Data records:

****

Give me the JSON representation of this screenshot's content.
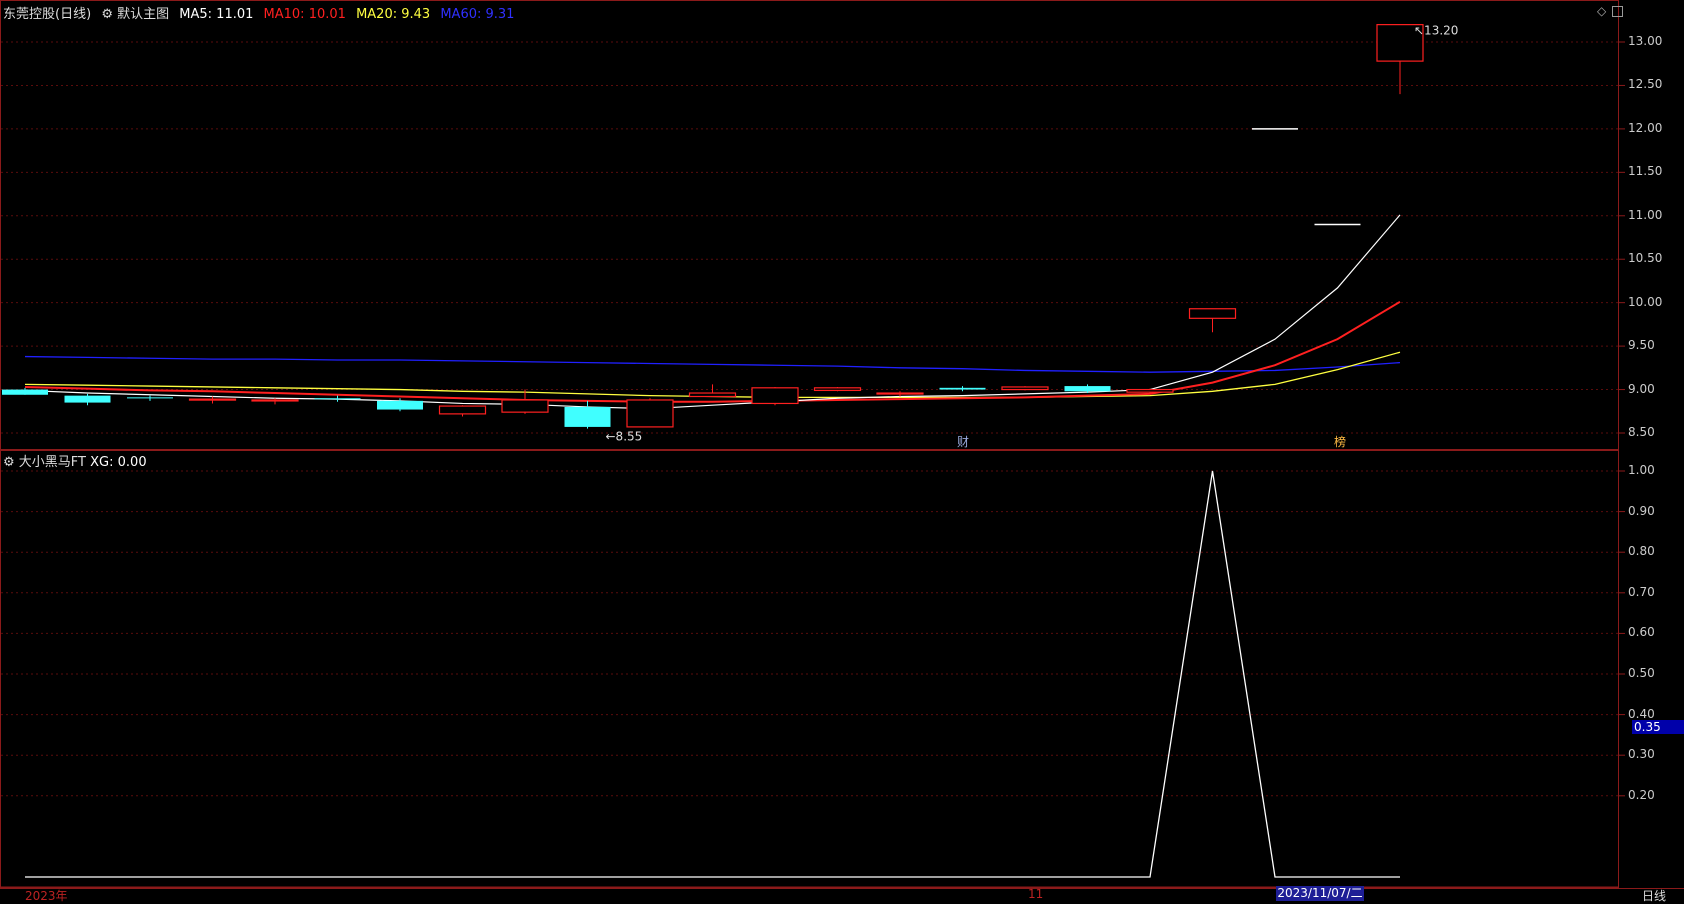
{
  "header": {
    "stock_name": "东莞控股",
    "period": "(日线)",
    "template": "默认主图",
    "ma5": {
      "label": "MA5:",
      "value": "11.01",
      "color": "#ffffff"
    },
    "ma10": {
      "label": "MA10:",
      "value": "10.01",
      "color": "#ff2020"
    },
    "ma20": {
      "label": "MA20:",
      "value": "9.43",
      "color": "#ffff40"
    },
    "ma60": {
      "label": "MA60:",
      "value": "9.31",
      "color": "#2020ff"
    }
  },
  "sub_header": {
    "indicator": "大小黑马FT",
    "xg_label": "XG:",
    "xg_value": "0.00"
  },
  "main_axis": [
    "13.00",
    "12.50",
    "12.00",
    "11.50",
    "11.00",
    "10.50",
    "10.00",
    "9.50",
    "9.00",
    "8.50"
  ],
  "sub_axis": [
    "1.00",
    "0.90",
    "0.80",
    "0.70",
    "0.60",
    "0.50",
    "0.40",
    "0.30",
    "0.20"
  ],
  "annotations": {
    "high": "13.20",
    "low": "8.55",
    "cai_marker": "财",
    "bang_marker": "榜"
  },
  "sub_value_box": "0.35",
  "bottom": {
    "year": "2023年",
    "month": "11",
    "cursor_date": "2023/11/07/二",
    "period_tab": "日线"
  },
  "colors": {
    "up": "#ff2020",
    "down": "#40ffff",
    "border": "#8b1a1a",
    "ma5": "#ffffff",
    "ma10": "#ff2020",
    "ma20": "#ffff40",
    "ma60": "#2020ff"
  },
  "chart_data": {
    "type": "candlestick",
    "price_range": [
      8.35,
      13.25
    ],
    "candles": [
      {
        "o": 9.0,
        "h": 9.02,
        "l": 8.94,
        "c": 8.94
      },
      {
        "o": 8.93,
        "h": 8.95,
        "l": 8.82,
        "c": 8.85
      },
      {
        "o": 8.91,
        "h": 8.93,
        "l": 8.87,
        "c": 8.9
      },
      {
        "o": 8.88,
        "h": 8.92,
        "l": 8.84,
        "c": 8.89
      },
      {
        "o": 8.87,
        "h": 8.9,
        "l": 8.83,
        "c": 8.88
      },
      {
        "o": 8.9,
        "h": 8.93,
        "l": 8.86,
        "c": 8.89
      },
      {
        "o": 8.87,
        "h": 8.9,
        "l": 8.75,
        "c": 8.77
      },
      {
        "o": 8.72,
        "h": 8.82,
        "l": 8.69,
        "c": 8.81
      },
      {
        "o": 8.74,
        "h": 9.0,
        "l": 8.72,
        "c": 8.88
      },
      {
        "o": 8.8,
        "h": 8.87,
        "l": 8.55,
        "c": 8.57
      },
      {
        "o": 8.57,
        "h": 8.9,
        "l": 8.57,
        "c": 8.88
      },
      {
        "o": 8.92,
        "h": 9.06,
        "l": 8.92,
        "c": 8.96
      },
      {
        "o": 8.84,
        "h": 9.03,
        "l": 8.82,
        "c": 9.02
      },
      {
        "o": 8.99,
        "h": 9.03,
        "l": 8.98,
        "c": 9.02
      },
      {
        "o": 8.95,
        "h": 8.98,
        "l": 8.92,
        "c": 8.96
      },
      {
        "o": 9.02,
        "h": 9.04,
        "l": 8.98,
        "c": 9.0
      },
      {
        "o": 9.0,
        "h": 9.04,
        "l": 8.99,
        "c": 9.03
      },
      {
        "o": 9.04,
        "h": 9.06,
        "l": 8.96,
        "c": 8.98
      },
      {
        "o": 8.97,
        "h": 9.01,
        "l": 8.95,
        "c": 9.0
      },
      {
        "o": 9.82,
        "h": 9.93,
        "l": 9.66,
        "c": 9.93
      },
      {
        "o": 12.0,
        "h": 12.0,
        "l": 12.0,
        "c": 12.0
      },
      {
        "o": 10.9,
        "h": 10.9,
        "l": 10.9,
        "c": 10.9
      },
      {
        "o": 12.78,
        "h": 13.2,
        "l": 12.4,
        "c": 13.2
      }
    ],
    "ma5": [
      8.99,
      8.96,
      8.94,
      8.92,
      8.9,
      8.89,
      8.87,
      8.84,
      8.83,
      8.8,
      8.78,
      8.82,
      8.86,
      8.9,
      8.92,
      8.93,
      8.95,
      8.97,
      9.0,
      9.2,
      9.58,
      10.17,
      11.01
    ],
    "ma10": [
      9.03,
      9.01,
      8.99,
      8.98,
      8.96,
      8.94,
      8.92,
      8.9,
      8.88,
      8.87,
      8.86,
      8.86,
      8.87,
      8.88,
      8.89,
      8.9,
      8.91,
      8.93,
      8.95,
      9.08,
      9.28,
      9.58,
      10.01
    ],
    "ma20": [
      9.06,
      9.05,
      9.04,
      9.03,
      9.02,
      9.01,
      9.0,
      8.98,
      8.97,
      8.95,
      8.93,
      8.92,
      8.91,
      8.91,
      8.91,
      8.91,
      8.91,
      8.92,
      8.93,
      8.98,
      9.06,
      9.23,
      9.43
    ],
    "ma60": [
      9.38,
      9.37,
      9.36,
      9.35,
      9.35,
      9.34,
      9.34,
      9.33,
      9.32,
      9.31,
      9.3,
      9.29,
      9.28,
      9.27,
      9.25,
      9.24,
      9.22,
      9.21,
      9.2,
      9.21,
      9.22,
      9.26,
      9.31
    ],
    "xg_series": [
      0,
      0,
      0,
      0,
      0,
      0,
      0,
      0,
      0,
      0,
      0,
      0,
      0,
      0,
      0,
      0,
      0,
      0,
      0,
      1,
      0,
      0,
      0
    ],
    "xg_range": [
      0,
      1.0
    ]
  }
}
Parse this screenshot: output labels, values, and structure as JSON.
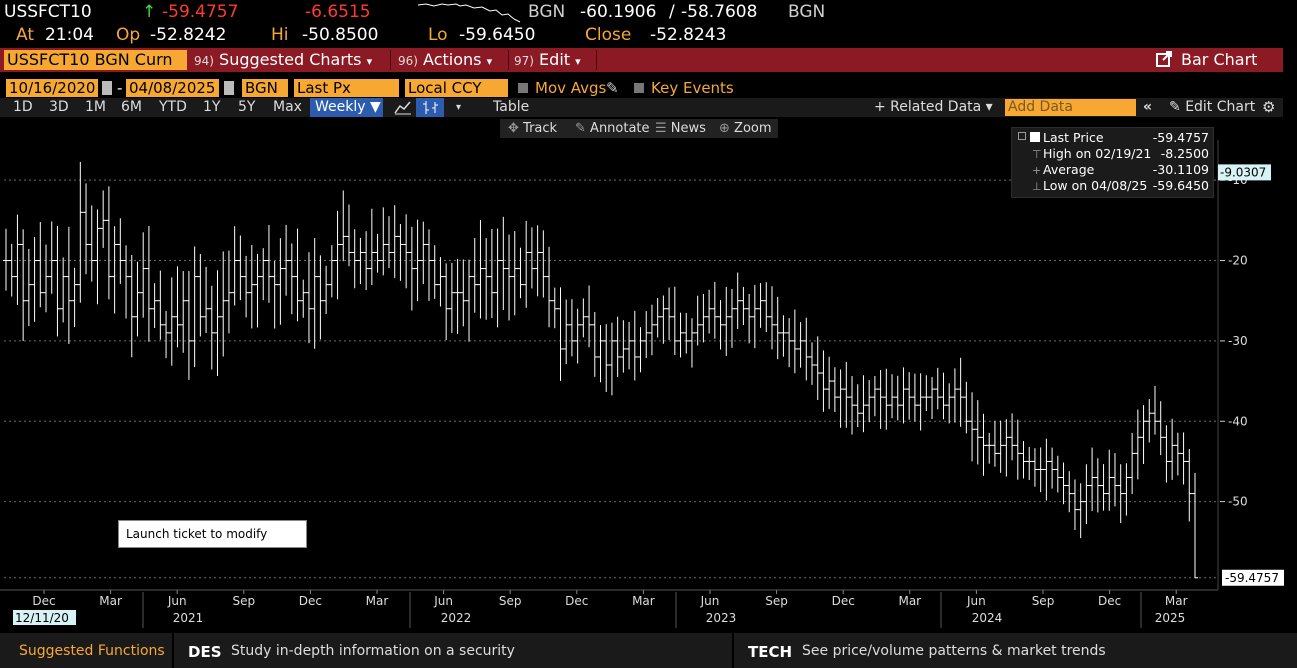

****

## THE REQUEST
Retype each record exactly as it stands, but do not include the pictures.

## EXPECTED OUTPUT
Give me the JSON representation of this screenshot's content.
{
  "header": {
    "stock_name": "东莞控股",
    "period": "(日线)",
    "template": "默认主图",
    "ma5": {
      "label": "MA5:",
      "value": "11.01",
      "color": "#ffffff"
    },
    "ma10": {
      "label": "MA10:",
      "value": "10.01",
      "color": "#ff2020"
    },
    "ma20": {
      "label": "MA20:",
      "value": "9.43",
      "color": "#ffff40"
    },
    "ma60": {
      "label": "MA60:",
      "value": "9.31",
      "color": "#2020ff"
    }
  },
  "sub_header": {
    "indicator": "大小黑马FT",
    "xg_label": "XG:",
    "xg_value": "0.00"
  },
  "main_axis": [
    "13.00",
    "12.50",
    "12.00",
    "11.50",
    "11.00",
    "10.50",
    "10.00",
    "9.50",
    "9.00",
    "8.50"
  ],
  "sub_axis": [
    "1.00",
    "0.90",
    "0.80",
    "0.70",
    "0.60",
    "0.50",
    "0.40",
    "0.30",
    "0.20"
  ],
  "annotations": {
    "high": "13.20",
    "low": "8.55",
    "cai_marker": "财",
    "bang_marker": "榜"
  },
  "sub_value_box": "0.35",
  "bottom": {
    "year": "2023年",
    "month": "11",
    "cursor_date": "2023/11/07/二",
    "period_tab": "日线"
  },
  "colors": {
    "up": "#ff2020",
    "down": "#40ffff",
    "border": "#8b1a1a",
    "ma5": "#ffffff",
    "ma10": "#ff2020",
    "ma20": "#ffff40",
    "ma60": "#2020ff"
  },
  "chart_data": {
    "type": "candlestick",
    "price_range": [
      8.35,
      13.25
    ],
    "candles": [
      {
        "o": 9.0,
        "h": 9.02,
        "l": 8.94,
        "c": 8.94
      },
      {
        "o": 8.93,
        "h": 8.95,
        "l": 8.82,
        "c": 8.85
      },
      {
        "o": 8.91,
        "h": 8.93,
        "l": 8.87,
        "c": 8.9
      },
      {
        "o": 8.88,
        "h": 8.92,
        "l": 8.84,
        "c": 8.89
      },
      {
        "o": 8.87,
        "h": 8.9,
        "l": 8.83,
        "c": 8.88
      },
      {
        "o": 8.9,
        "h": 8.93,
        "l": 8.86,
        "c": 8.89
      },
      {
        "o": 8.87,
        "h": 8.9,
        "l": 8.75,
        "c": 8.77
      },
      {
        "o": 8.72,
        "h": 8.82,
        "l": 8.69,
        "c": 8.81
      },
      {
        "o": 8.74,
        "h": 9.0,
        "l": 8.72,
        "c": 8.88
      },
      {
        "o": 8.8,
        "h": 8.87,
        "l": 8.55,
        "c": 8.57
      },
      {
        "o": 8.57,
        "h": 8.9,
        "l": 8.57,
        "c": 8.88
      },
      {
        "o": 8.92,
        "h": 9.06,
        "l": 8.92,
        "c": 8.96
      },
      {
        "o": 8.84,
        "h": 9.03,
        "l": 8.82,
        "c": 9.02
      },
      {
        "o": 8.99,
        "h": 9.03,
        "l": 8.98,
        "c": 9.02
      },
      {
        "o": 8.95,
        "h": 8.98,
        "l": 8.92,
        "c": 8.96
      },
      {
        "o": 9.02,
        "h": 9.04,
        "l": 8.98,
        "c": 9.0
      },
      {
        "o": 9.0,
        "h": 9.04,
        "l": 8.99,
        "c": 9.03
      },
      {
        "o": 9.04,
        "h": 9.06,
        "l": 8.96,
        "c": 8.98
      },
      {
        "o": 8.97,
        "h": 9.01,
        "l": 8.95,
        "c": 9.0
      },
      {
        "o": 9.82,
        "h": 9.93,
        "l": 9.66,
        "c": 9.93
      },
      {
        "o": 12.0,
        "h": 12.0,
        "l": 12.0,
        "c": 12.0
      },
      {
        "o": 10.9,
        "h": 10.9,
        "l": 10.9,
        "c": 10.9
      },
      {
        "o": 12.78,
        "h": 13.2,
        "l": 12.4,
        "c": 13.2
      }
    ],
    "ma5": [
      8.99,
      8.96,
      8.94,
      8.92,
      8.9,
      8.89,
      8.87,
      8.84,
      8.83,
      8.8,
      8.78,
      8.82,
      8.86,
      8.9,
      8.92,
      8.93,
      8.95,
      8.97,
      9.0,
      9.2,
      9.58,
      10.17,
      11.01
    ],
    "ma10": [
      9.03,
      9.01,
      8.99,
      8.98,
      8.96,
      8.94,
      8.92,
      8.9,
      8.88,
      8.87,
      8.86,
      8.86,
      8.87,
      8.88,
      8.89,
      8.9,
      8.91,
      8.93,
      8.95,
      9.08,
      9.28,
      9.58,
      10.01
    ],
    "ma20": [
      9.06,
      9.05,
      9.04,
      9.03,
      9.02,
      9.01,
      9.0,
      8.98,
      8.97,
      8.95,
      8.93,
      8.92,
      8.91,
      8.91,
      8.91,
      8.91,
      8.91,
      8.92,
      8.93,
      8.98,
      9.06,
      9.23,
      9.43
    ],
    "ma60": [
      9.38,
      9.37,
      9.36,
      9.35,
      9.35,
      9.34,
      9.34,
      9.33,
      9.32,
      9.31,
      9.3,
      9.29,
      9.28,
      9.27,
      9.25,
      9.24,
      9.22,
      9.21,
      9.2,
      9.21,
      9.22,
      9.26,
      9.31
    ],
    "xg_series": [
      0,
      0,
      0,
      0,
      0,
      0,
      0,
      0,
      0,
      0,
      0,
      0,
      0,
      0,
      0,
      0,
      0,
      0,
      0,
      1,
      0,
      0,
      0
    ],
    "xg_range": [
      0,
      1.0
    ]
  }
}
Parse this screenshot: output labels, values, and structure as JSON.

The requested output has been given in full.